[begin Records shown]

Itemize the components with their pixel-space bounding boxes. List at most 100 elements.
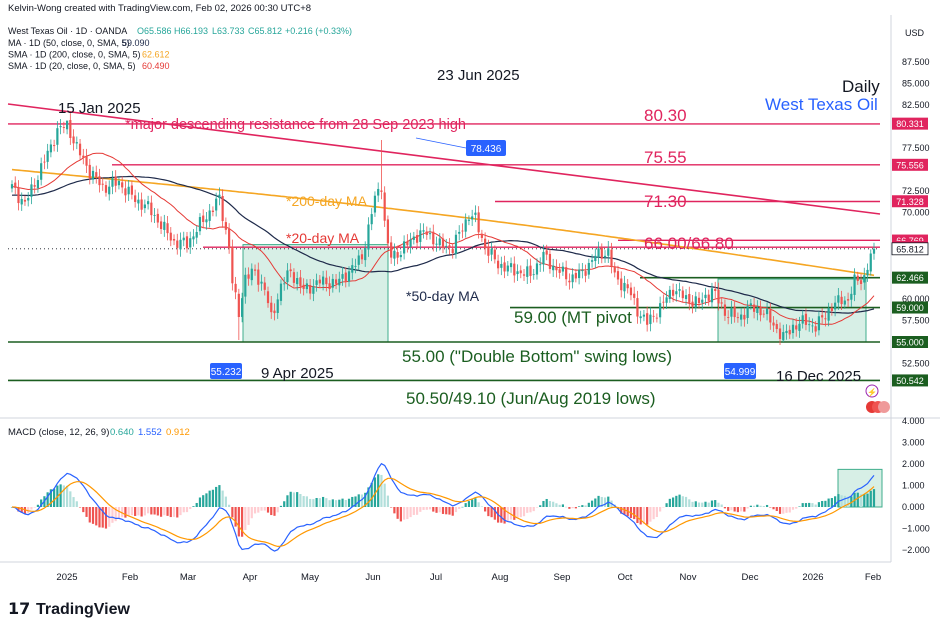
price-tag-text: 71.328 <box>896 197 924 207</box>
candle-body <box>276 299 279 313</box>
candle-body <box>364 248 367 261</box>
macd-bar <box>733 507 736 512</box>
macd-bar <box>759 505 762 507</box>
candle-body <box>257 269 260 285</box>
ma50-label: *50-day MA <box>406 288 480 304</box>
macd-bar <box>863 493 866 507</box>
macd-bar <box>85 507 88 517</box>
macd-bar <box>772 507 775 510</box>
macd-bar <box>824 500 827 507</box>
macd-bar <box>542 500 545 507</box>
macd-bar <box>435 507 438 513</box>
candle-body <box>840 296 843 305</box>
macd-bar <box>866 493 869 507</box>
macd-bar <box>390 507 393 508</box>
price-tick-label: 52.500 <box>902 359 930 369</box>
macd-bar <box>694 501 697 507</box>
price-tick-label: 85.000 <box>902 78 930 88</box>
candle-body <box>752 304 756 312</box>
macd-bar <box>671 497 675 507</box>
candle-body <box>493 249 496 260</box>
macd-bar <box>399 507 402 522</box>
candle-body <box>415 235 419 243</box>
candle-body <box>743 314 746 320</box>
candle-body <box>312 286 315 294</box>
candle-body <box>296 278 299 285</box>
macd-bar <box>182 507 185 513</box>
candles-group <box>10 113 876 345</box>
candle-body <box>480 233 483 238</box>
macd-bar <box>347 498 351 507</box>
macd-bar <box>185 507 189 513</box>
price-tag-box <box>892 158 928 171</box>
candle-body <box>701 299 704 303</box>
candle-body <box>224 222 227 230</box>
candle-body <box>571 274 574 283</box>
macd-bar <box>117 507 121 519</box>
time-tick-label: Apr <box>243 572 258 583</box>
candle-body <box>484 238 487 249</box>
macd-bar <box>312 499 315 507</box>
candle-body <box>477 212 480 233</box>
macd-histogram-group <box>10 474 876 537</box>
candle-body <box>639 316 642 319</box>
price-tag-box <box>892 195 928 208</box>
macd-bar <box>587 502 590 507</box>
candle-body <box>143 204 146 209</box>
candle-body <box>273 310 276 314</box>
macd-bar <box>795 507 798 509</box>
macd-bar <box>127 507 130 516</box>
candle-body <box>859 280 863 284</box>
candle-body <box>147 201 150 205</box>
ma50-line <box>11 175 875 314</box>
macd-bar <box>176 507 179 518</box>
candle-body <box>198 217 202 232</box>
candle-body <box>10 184 14 189</box>
lightning-icon <box>865 384 879 398</box>
macd-bar <box>172 507 176 517</box>
macd-bar <box>552 501 555 507</box>
candle-body <box>671 289 675 296</box>
candle-body <box>43 161 46 163</box>
macd-bar <box>334 500 338 507</box>
macd-bar <box>53 488 56 507</box>
candle-body <box>759 306 762 316</box>
macd-tick-label: 3.000 <box>902 438 925 448</box>
macd-bar <box>325 498 328 507</box>
candle-body <box>111 178 114 187</box>
candle-body <box>646 313 649 325</box>
candle-body <box>655 317 658 319</box>
macd-bar <box>655 507 658 518</box>
macd-bar <box>403 507 406 520</box>
candle-body <box>153 215 156 216</box>
macd-bar <box>752 505 756 507</box>
macd-bar <box>678 494 681 507</box>
candle-body <box>834 302 837 310</box>
macd-bar <box>78 507 82 508</box>
candle-body <box>649 314 652 325</box>
candle-body <box>471 216 474 220</box>
candle-body <box>130 185 134 195</box>
candle-body <box>56 128 59 145</box>
ma-legend-label: MA · 1D (50, close, 0, SMA, 5) <box>8 38 130 48</box>
candle-body <box>866 269 869 276</box>
macd-bar <box>364 492 367 507</box>
candle-body <box>221 196 224 222</box>
macd-bar <box>565 506 568 508</box>
level-55-label: 55.00 ("Double Bottom" swing lows) <box>402 347 672 366</box>
macd-bar <box>111 507 114 523</box>
macd-bar <box>662 507 665 508</box>
candle-body <box>464 219 467 232</box>
macd-bar <box>270 507 273 516</box>
candle-body <box>114 176 117 186</box>
candle-body <box>253 269 257 271</box>
macd-bar <box>373 477 377 507</box>
macd-bar <box>454 507 458 513</box>
macd-bar <box>383 483 386 507</box>
lightning-glyph: ⚡ <box>867 387 877 397</box>
macd-bar <box>636 507 639 524</box>
candle-body <box>846 299 850 301</box>
candle-body <box>360 254 364 260</box>
macd-bar <box>623 507 626 515</box>
macd-bar <box>639 507 642 525</box>
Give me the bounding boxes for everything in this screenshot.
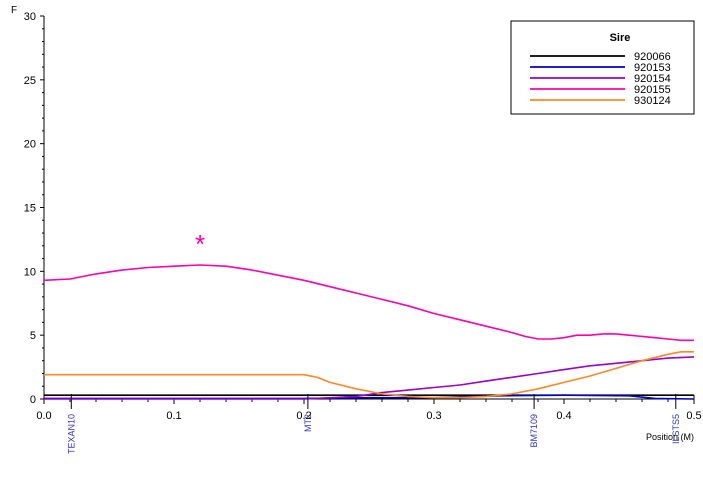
series-line-930124 bbox=[44, 350, 694, 399]
marker-label: BM7109 bbox=[529, 414, 539, 448]
significance-asterisk: * bbox=[195, 229, 205, 259]
marker-label: MT2 bbox=[303, 414, 313, 432]
x-tick-label: 0.2 bbox=[296, 410, 311, 422]
series-line-920154 bbox=[44, 356, 695, 400]
y-tick-label: 20 bbox=[24, 139, 36, 151]
x-tick-label: 0.1 bbox=[166, 410, 181, 422]
y-axis-label: F bbox=[11, 5, 17, 16]
legend-label: 920155 bbox=[634, 84, 671, 96]
legend-label: 920154 bbox=[634, 73, 671, 85]
y-tick-label: 10 bbox=[24, 266, 36, 278]
y-tick-label: 30 bbox=[24, 11, 36, 23]
series-lines bbox=[43, 264, 695, 400]
x-tick-label: 0.0 bbox=[36, 410, 51, 422]
y-tick-label: 0 bbox=[30, 394, 36, 406]
x-tick-label: 0.5 bbox=[686, 410, 701, 422]
y-axis-ticks: 0 5 10 15 20 25 30 bbox=[24, 11, 44, 406]
x-tick-label: 0.4 bbox=[556, 410, 571, 422]
legend-title: Sire bbox=[610, 32, 631, 44]
legend-label: 920066 bbox=[634, 51, 671, 63]
legend-label: 930124 bbox=[634, 95, 671, 107]
marker-label: ILSTS5 bbox=[671, 414, 681, 444]
y-tick-label: 25 bbox=[24, 75, 36, 87]
y-tick-label: 5 bbox=[30, 330, 36, 342]
y-tick-label: 15 bbox=[24, 203, 36, 215]
x-axis-label: Position (M) bbox=[646, 432, 694, 442]
x-tick-label: 0.3 bbox=[426, 410, 441, 422]
marker-positions: TEXAN10 MT2 BM7109 ILSTS5 bbox=[66, 394, 681, 454]
x-axis-ticks: 0.0 0.1 0.2 0.3 0.4 0.5 bbox=[36, 399, 702, 422]
series-line-920155 bbox=[43, 264, 694, 342]
legend-label: 920153 bbox=[634, 62, 671, 74]
marker-label: TEXAN10 bbox=[66, 414, 76, 454]
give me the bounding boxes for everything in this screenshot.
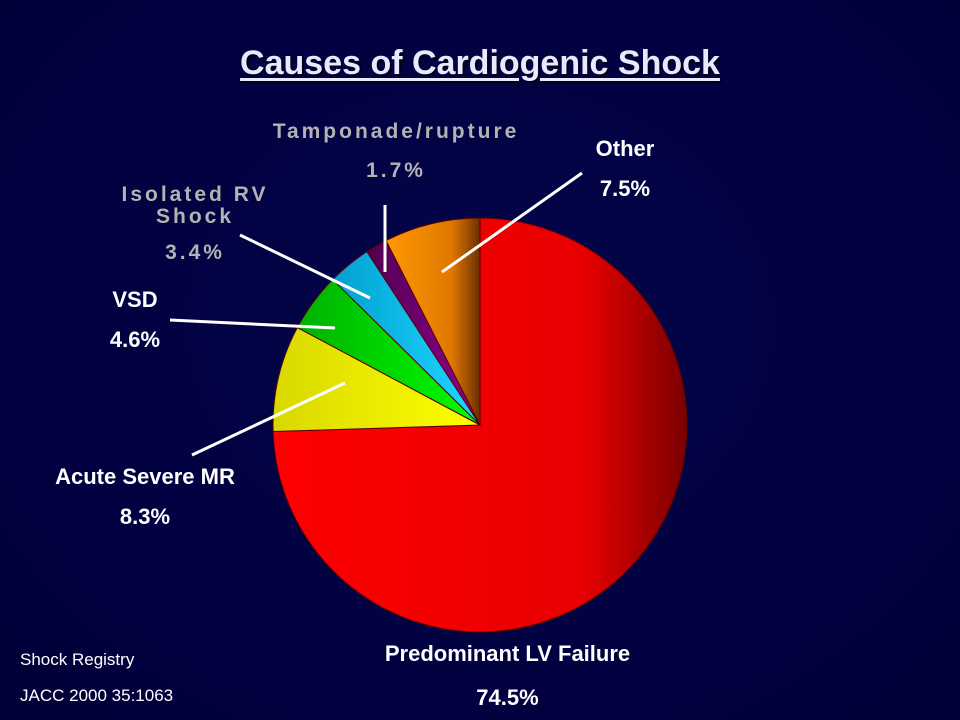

[end Records shown]

Exercise -> Please format every line of the listing above as a Markdown table with the columns No. and Line, giving each line's row number in No. and its text in Line. Skip blank lines and leave out the pictures.

Task answer ->
| No. | Line |
|---|---|
| 1 | Itemize the components with their pixel-space bounding boxes. List at most 100 elements. |
| 2 | price-tag-text: 71.328 <box>896 197 924 207</box> |
| 3 | candle-body <box>276 299 279 313</box> |
| 4 | candle-body <box>364 248 367 261</box> |
| 5 | macd-bar <box>733 507 736 512</box> |
| 6 | macd-bar <box>759 505 762 507</box> |
| 7 | candle-body <box>257 269 260 285</box> |
| 8 | ma50-label: *50-day MA <box>406 288 480 304</box> |
| 9 | macd-bar <box>863 493 866 507</box> |
| 10 | macd-bar <box>85 507 88 517</box> |
| 11 | macd-bar <box>772 507 775 510</box> |
| 12 | macd-bar <box>824 500 827 507</box> |
| 13 | macd-bar <box>542 500 545 507</box> |
| 14 | macd-bar <box>435 507 438 513</box> |
| 15 | candle-body <box>840 296 843 305</box> |
| 16 | macd-bar <box>866 493 869 507</box> |
| 17 | macd-bar <box>390 507 393 508</box> |
| 18 | price-tick-label: 52.500 <box>902 359 930 369</box> |
| 19 | macd-bar <box>694 501 697 507</box> |
| 20 | price-tick-label: 85.000 <box>902 78 930 88</box> |
| 21 | candle-body <box>752 304 756 312</box> |
| 22 | macd-bar <box>671 497 675 507</box> |
| 23 | candle-body <box>493 249 496 260</box> |
| 24 | macd-bar <box>399 507 402 522</box> |
| 25 | candle-body <box>415 235 419 243</box> |
| 26 | candle-body <box>743 314 746 320</box> |
| 27 | candle-body <box>312 286 315 294</box> |
| 28 | candle-body <box>296 278 299 285</box> |
| 29 | macd-bar <box>182 507 185 513</box> |
| 30 | candles-group <box>10 113 876 345</box> |
| 31 | candle-body <box>480 233 483 238</box> |
| 32 | macd-bar <box>347 498 351 507</box> |
| 33 | macd-bar <box>185 507 189 513</box> |
| 34 | price-tag-box <box>892 158 928 171</box> |
| 35 | candle-body <box>701 299 704 303</box> |
| 36 | candle-body <box>224 222 227 230</box> |
| 37 | candle-body <box>571 274 574 283</box> |
| 38 | macd-bar <box>117 507 121 519</box> |
| 39 | time-tick-label: Apr <box>243 572 258 583</box> |
| 40 | candle-body <box>484 238 487 249</box> |
| 41 | macd-bar <box>312 499 315 507</box> |
| 42 | candle-body <box>477 212 480 233</box> |
| 43 | macd-histogram-group <box>10 474 876 537</box> |
| 44 | candle-body <box>639 316 642 319</box> |
| 45 | price-tag-box <box>892 195 928 208</box> |
| 46 | macd-bar <box>587 502 590 507</box> |
| 47 | candle-body <box>143 204 146 209</box> |
| 48 | candle-body <box>273 310 276 314</box> |
| 49 | macd-bar <box>795 507 798 509</box> |
| 50 | macd-bar <box>127 507 130 516</box> |
| 51 | candle-body <box>859 280 863 284</box> |
| 52 | candle-body <box>147 201 150 205</box> |
| 53 | ma50-line <box>11 175 875 314</box> |
| 54 | macd-bar <box>176 507 179 518</box> |
| 55 | candle-body <box>198 217 202 232</box> |
| 56 | candle-body <box>10 184 14 189</box> |
| 57 | lightning-icon <box>865 384 879 398</box> |
| 58 | macd-bar <box>172 507 176 517</box> |
| 59 | macd-bar <box>552 501 555 507</box> |
| 60 | candle-body <box>671 289 675 296</box> |
| 61 | candle-body <box>43 161 46 163</box> |
| 62 | macd-bar <box>334 500 338 507</box> |
| 63 | macd-bar <box>53 488 56 507</box> |
| 64 | candle-body <box>759 306 762 316</box> |
| 65 | macd-tick-label: 3.000 <box>902 438 925 448</box> |
| 66 | macd-bar <box>325 498 328 507</box> |
| 67 | candle-body <box>111 178 114 187</box> |
| 68 | candle-body <box>646 313 649 325</box> |
| 69 | candle-body <box>655 317 658 319</box> |
| 70 | macd-bar <box>655 507 658 518</box> |
| 71 | macd-bar <box>403 507 406 520</box> |
| 72 | candle-body <box>153 215 156 216</box> |
| 73 | macd-bar <box>752 505 756 507</box> |
| 74 | macd-bar <box>678 494 681 507</box> |
| 75 | candle-body <box>834 302 837 310</box> |
| 76 | macd-bar <box>78 507 82 508</box> |
| 77 | candle-body <box>649 314 652 325</box> |
| 78 | candle-body <box>471 216 474 220</box> |
| 79 | candle-body <box>130 185 134 195</box> |
| 80 | candle-body <box>56 128 59 145</box> |
| 81 | ma-legend-label: MA · 1D (50, close, 0, SMA, 5) <box>8 38 130 48</box> |
| 82 | candle-body <box>866 269 869 276</box> |
| 83 | macd-bar <box>364 492 367 507</box> |
| 84 | candle-body <box>221 196 224 222</box> |
| 85 | macd-bar <box>565 506 568 508</box> |
| 86 | level-55-label: 55.00 ("Double Bottom" swing lows) <box>402 347 672 366</box> |
| 87 | macd-bar <box>111 507 114 523</box> |
| 88 | macd-bar <box>662 507 665 508</box> |
| 89 | candle-body <box>464 219 467 232</box> |
| 90 | macd-bar <box>270 507 273 516</box> |
| 91 | candle-body <box>114 176 117 186</box> |
| 92 | candle-body <box>253 269 257 271</box> |
| 93 | macd-bar <box>373 477 377 507</box> |
| 94 | macd-bar <box>454 507 458 513</box> |
| 95 | macd-bar <box>383 483 386 507</box> |
| 96 | lightning-glyph: ⚡ <box>867 387 877 397</box> |
| 97 | macd-bar <box>636 507 639 524</box> |
| 98 | candle-body <box>846 299 850 301</box> |
| 99 | candle-body <box>360 254 364 260</box> |
| 100 | macd-bar <box>623 507 626 515</box> |
| 101 | macd-bar <box>639 507 642 525</box> |
| 102 | Give me the bounding boxes for everything in this screenshot. |
| 103 | series-line-930124 bbox=[44, 350, 694, 399] |
| 104 | marker-label: BM7109 bbox=[529, 414, 539, 448] |
| 105 | significance-asterisk: * bbox=[195, 229, 205, 259] |
| 106 | marker-label: MT2 bbox=[303, 414, 313, 432] |
| 107 | x-tick-label: 0.2 bbox=[296, 410, 311, 422] |
| 108 | series-line-920154 bbox=[44, 356, 695, 400] |
| 109 | y-tick-label: 20 bbox=[24, 139, 36, 151] |
| 110 | x-tick-label: 0.1 bbox=[166, 410, 181, 422] |
| 111 | y-axis-label: F bbox=[11, 5, 17, 16] |
| 112 | legend-label: 920155 bbox=[634, 84, 671, 96] |
| 113 | legend-label: 920154 bbox=[634, 73, 671, 85] |
| 114 | y-tick-label: 10 bbox=[24, 266, 36, 278] |
| 115 | y-tick-label: 30 bbox=[24, 11, 36, 23] |
| 116 | series-lines bbox=[43, 264, 695, 400] |
| 117 | x-tick-label: 0.0 bbox=[36, 410, 51, 422] |
| 118 | y-tick-label: 0 bbox=[30, 394, 36, 406] |
| 119 | x-tick-label: 0.5 bbox=[686, 410, 701, 422] |
| 120 | y-axis-ticks: 0 5 10 15 20 25 30 bbox=[24, 11, 44, 406] |
| 121 | x-tick-label: 0.4 bbox=[556, 410, 571, 422] |
| 122 | legend-title: Sire bbox=[610, 32, 631, 44] |
| 123 | legend-label: 920066 bbox=[634, 51, 671, 63] |
| 124 | legend-label: 930124 bbox=[634, 95, 671, 107] |
| 125 | marker-label: ILSTS5 bbox=[671, 414, 681, 444] |
| 126 | y-tick-label: 25 bbox=[24, 75, 36, 87] |
| 127 | y-tick-label: 5 bbox=[30, 330, 36, 342] |
| 128 | y-tick-label: 15 bbox=[24, 203, 36, 215] |
| 129 | x-axis-label: Position (M) bbox=[646, 432, 694, 442] |
| 130 | x-tick-label: 0.3 bbox=[426, 410, 441, 422] |
| 131 | marker-positions: TEXAN10 MT2 BM7109 ILSTS5 bbox=[66, 394, 681, 454] |
| 132 | x-axis-ticks: 0.0 0.1 0.2 0.3 0.4 0.5 bbox=[36, 399, 702, 422] |
| 133 | series-line-920155 bbox=[43, 264, 694, 342] |
| 134 | legend-label: 920153 bbox=[634, 62, 671, 74] |
| 135 | marker-label: TEXAN10 bbox=[66, 414, 76, 454] |
| 136 | give me the bounding boxes for everything in this screenshot. |